»»

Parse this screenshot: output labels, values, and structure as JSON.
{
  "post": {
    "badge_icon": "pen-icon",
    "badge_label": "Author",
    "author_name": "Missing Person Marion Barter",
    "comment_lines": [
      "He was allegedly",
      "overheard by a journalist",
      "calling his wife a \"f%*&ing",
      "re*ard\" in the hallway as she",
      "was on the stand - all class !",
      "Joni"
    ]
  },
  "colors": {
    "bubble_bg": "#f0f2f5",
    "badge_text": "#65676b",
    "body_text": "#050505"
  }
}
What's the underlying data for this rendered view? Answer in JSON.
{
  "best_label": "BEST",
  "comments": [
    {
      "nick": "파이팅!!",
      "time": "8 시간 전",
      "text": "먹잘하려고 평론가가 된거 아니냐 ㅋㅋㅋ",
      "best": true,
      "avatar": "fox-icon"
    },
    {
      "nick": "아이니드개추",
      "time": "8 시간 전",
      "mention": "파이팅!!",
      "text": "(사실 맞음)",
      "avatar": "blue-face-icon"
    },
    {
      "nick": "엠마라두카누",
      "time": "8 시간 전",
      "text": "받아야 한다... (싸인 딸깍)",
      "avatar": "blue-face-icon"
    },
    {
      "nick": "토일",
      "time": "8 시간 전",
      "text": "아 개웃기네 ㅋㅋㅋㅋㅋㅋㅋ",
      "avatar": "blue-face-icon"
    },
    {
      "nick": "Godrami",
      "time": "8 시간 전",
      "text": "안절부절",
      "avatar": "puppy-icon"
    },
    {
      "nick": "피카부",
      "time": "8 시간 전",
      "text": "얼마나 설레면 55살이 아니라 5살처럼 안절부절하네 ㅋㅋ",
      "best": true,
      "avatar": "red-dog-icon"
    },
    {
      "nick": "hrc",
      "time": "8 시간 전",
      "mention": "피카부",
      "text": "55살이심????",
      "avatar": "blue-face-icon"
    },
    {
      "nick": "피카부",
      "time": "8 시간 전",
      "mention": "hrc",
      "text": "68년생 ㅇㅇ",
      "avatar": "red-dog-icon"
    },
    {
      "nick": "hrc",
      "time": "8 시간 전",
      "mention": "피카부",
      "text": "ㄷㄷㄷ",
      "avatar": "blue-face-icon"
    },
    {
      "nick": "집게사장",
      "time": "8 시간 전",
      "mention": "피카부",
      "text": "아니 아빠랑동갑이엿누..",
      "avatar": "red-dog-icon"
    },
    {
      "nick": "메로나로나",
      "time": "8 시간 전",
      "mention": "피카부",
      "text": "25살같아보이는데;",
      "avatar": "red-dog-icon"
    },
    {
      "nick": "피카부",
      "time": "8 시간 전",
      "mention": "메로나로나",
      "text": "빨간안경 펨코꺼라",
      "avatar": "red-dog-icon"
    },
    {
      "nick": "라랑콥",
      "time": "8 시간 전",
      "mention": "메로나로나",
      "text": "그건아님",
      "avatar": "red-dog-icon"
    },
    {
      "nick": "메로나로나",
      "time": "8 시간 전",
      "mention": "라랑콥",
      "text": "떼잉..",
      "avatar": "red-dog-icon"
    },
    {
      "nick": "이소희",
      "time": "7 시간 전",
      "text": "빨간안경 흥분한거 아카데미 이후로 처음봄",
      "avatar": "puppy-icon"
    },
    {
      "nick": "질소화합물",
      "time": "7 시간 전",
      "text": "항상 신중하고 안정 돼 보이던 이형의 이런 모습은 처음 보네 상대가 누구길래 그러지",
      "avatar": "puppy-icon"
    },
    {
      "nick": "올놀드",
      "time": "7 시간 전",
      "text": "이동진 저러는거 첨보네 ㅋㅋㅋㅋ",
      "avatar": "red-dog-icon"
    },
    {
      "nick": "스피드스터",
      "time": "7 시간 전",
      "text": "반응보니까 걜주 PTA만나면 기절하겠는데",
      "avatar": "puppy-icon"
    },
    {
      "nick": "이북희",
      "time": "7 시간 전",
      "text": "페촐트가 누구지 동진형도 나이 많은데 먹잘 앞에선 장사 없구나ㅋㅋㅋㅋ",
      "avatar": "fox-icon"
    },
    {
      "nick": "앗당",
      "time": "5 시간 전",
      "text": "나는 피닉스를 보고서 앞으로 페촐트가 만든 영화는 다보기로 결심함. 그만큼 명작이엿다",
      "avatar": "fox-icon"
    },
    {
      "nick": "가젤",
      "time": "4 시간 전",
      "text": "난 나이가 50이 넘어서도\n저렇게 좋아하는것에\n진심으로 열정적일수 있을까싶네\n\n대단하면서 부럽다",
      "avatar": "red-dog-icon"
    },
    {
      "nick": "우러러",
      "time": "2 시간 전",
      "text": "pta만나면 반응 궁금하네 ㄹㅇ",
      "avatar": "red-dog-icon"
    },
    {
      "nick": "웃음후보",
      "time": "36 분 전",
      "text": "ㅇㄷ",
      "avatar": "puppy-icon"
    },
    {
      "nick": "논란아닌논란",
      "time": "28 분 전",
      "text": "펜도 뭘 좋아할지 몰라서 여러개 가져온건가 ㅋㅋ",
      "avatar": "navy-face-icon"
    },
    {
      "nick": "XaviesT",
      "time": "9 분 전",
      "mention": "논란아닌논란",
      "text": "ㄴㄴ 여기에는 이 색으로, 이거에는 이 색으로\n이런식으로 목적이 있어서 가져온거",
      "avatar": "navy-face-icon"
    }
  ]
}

««

> [WHAT THE TASK ASKS]: Write out all records exactly, keeping every detail.

> [EXERCISE SOLUTION]:
Parse this screenshot: output labels, values, and structure as JSON.
{
  "post": {
    "badge_icon": "pen-icon",
    "badge_label": "Author",
    "author_name": "Missing Person Marion Barter",
    "comment_lines": [
      "He was allegedly",
      "overheard by a journalist",
      "calling his wife a \"f%*&ing",
      "re*ard\" in the hallway as she",
      "was on the stand - all class !",
      "Joni"
    ]
  },
  "colors": {
    "bubble_bg": "#f0f2f5",
    "badge_text": "#65676b",
    "body_text": "#050505"
  }
}
What's the underlying data for this rendered view? Answer in JSON.
{
  "best_label": "BEST",
  "comments": [
    {
      "nick": "파이팅!!",
      "time": "8 시간 전",
      "text": "먹잘하려고 평론가가 된거 아니냐 ㅋㅋㅋ",
      "best": true,
      "avatar": "fox-icon"
    },
    {
      "nick": "아이니드개추",
      "time": "8 시간 전",
      "mention": "파이팅!!",
      "text": "(사실 맞음)",
      "avatar": "blue-face-icon"
    },
    {
      "nick": "엠마라두카누",
      "time": "8 시간 전",
      "text": "받아야 한다... (싸인 딸깍)",
      "avatar": "blue-face-icon"
    },
    {
      "nick": "토일",
      "time": "8 시간 전",
      "text": "아 개웃기네 ㅋㅋㅋㅋㅋㅋㅋ",
      "avatar": "blue-face-icon"
    },
    {
      "nick": "Godrami",
      "time": "8 시간 전",
      "text": "안절부절",
      "avatar": "puppy-icon"
    },
    {
      "nick": "피카부",
      "time": "8 시간 전",
      "text": "얼마나 설레면 55살이 아니라 5살처럼 안절부절하네 ㅋㅋ",
      "best": true,
      "avatar": "red-dog-icon"
    },
    {
      "nick": "hrc",
      "time": "8 시간 전",
      "mention": "피카부",
      "text": "55살이심????",
      "avatar": "blue-face-icon"
    },
    {
      "nick": "피카부",
      "time": "8 시간 전",
      "mention": "hrc",
      "text": "68년생 ㅇㅇ",
      "avatar": "red-dog-icon"
    },
    {
      "nick": "hrc",
      "time": "8 시간 전",
      "mention": "피카부",
      "text": "ㄷㄷㄷ",
      "avatar": "blue-face-icon"
    },
    {
      "nick": "집게사장",
      "time": "8 시간 전",
      "mention": "피카부",
      "text": "아니 아빠랑동갑이엿누..",
      "avatar": "red-dog-icon"
    },
    {
      "nick": "메로나로나",
      "time": "8 시간 전",
      "mention": "피카부",
      "text": "25살같아보이는데;",
      "avatar": "red-dog-icon"
    },
    {
      "nick": "피카부",
      "time": "8 시간 전",
      "mention": "메로나로나",
      "text": "빨간안경 펨코꺼라",
      "avatar": "red-dog-icon"
    },
    {
      "nick": "라랑콥",
      "time": "8 시간 전",
      "mention": "메로나로나",
      "text": "그건아님",
      "avatar": "red-dog-icon"
    },
    {
      "nick": "메로나로나",
      "time": "8 시간 전",
      "mention": "라랑콥",
      "text": "떼잉..",
      "avatar": "red-dog-icon"
    },
    {
      "nick": "이소희",
      "time": "7 시간 전",
      "text": "빨간안경 흥분한거 아카데미 이후로 처음봄",
      "avatar": "puppy-icon"
    },
    {
      "nick": "질소화합물",
      "time": "7 시간 전",
      "text": "항상 신중하고 안정 돼 보이던 이형의 이런 모습은 처음 보네 상대가 누구길래 그러지",
      "avatar": "puppy-icon"
    },
    {
      "nick": "올놀드",
      "time": "7 시간 전",
      "text": "이동진 저러는거 첨보네 ㅋㅋㅋㅋ",
      "avatar": "red-dog-icon"
    },
    {
      "nick": "스피드스터",
      "time": "7 시간 전",
      "text": "반응보니까 걜주 PTA만나면 기절하겠는데",
      "avatar": "puppy-icon"
    },
    {
      "nick": "이북희",
      "time": "7 시간 전",
      "text": "페촐트가 누구지 동진형도 나이 많은데 먹잘 앞에선 장사 없구나ㅋㅋㅋㅋ",
      "avatar": "fox-icon"
    },
    {
      "nick": "앗당",
      "time": "5 시간 전",
      "text": "나는 피닉스를 보고서 앞으로 페촐트가 만든 영화는 다보기로 결심함. 그만큼 명작이엿다",
      "avatar": "fox-icon"
    },
    {
      "nick": "가젤",
      "time": "4 시간 전",
      "text": "난 나이가 50이 넘어서도\n저렇게 좋아하는것에\n진심으로 열정적일수 있을까싶네\n\n대단하면서 부럽다",
      "avatar": "red-dog-icon"
    },
    {
      "nick": "우러러",
      "time": "2 시간 전",
      "text": "pta만나면 반응 궁금하네 ㄹㅇ",
      "avatar": "red-dog-icon"
    },
    {
      "nick": "웃음후보",
      "time": "36 분 전",
      "text": "ㅇㄷ",
      "avatar": "puppy-icon"
    },
    {
      "nick": "논란아닌논란",
      "time": "28 분 전",
      "text": "펜도 뭘 좋아할지 몰라서 여러개 가져온건가 ㅋㅋ",
      "avatar": "navy-face-icon"
    },
    {
      "nick": "XaviesT",
      "time": "9 분 전",
      "mention": "논란아닌논란",
      "text": "ㄴㄴ 여기에는 이 색으로, 이거에는 이 색으로\n이런식으로 목적이 있어서 가져온거",
      "avatar": "navy-face-icon"
    }
  ]
}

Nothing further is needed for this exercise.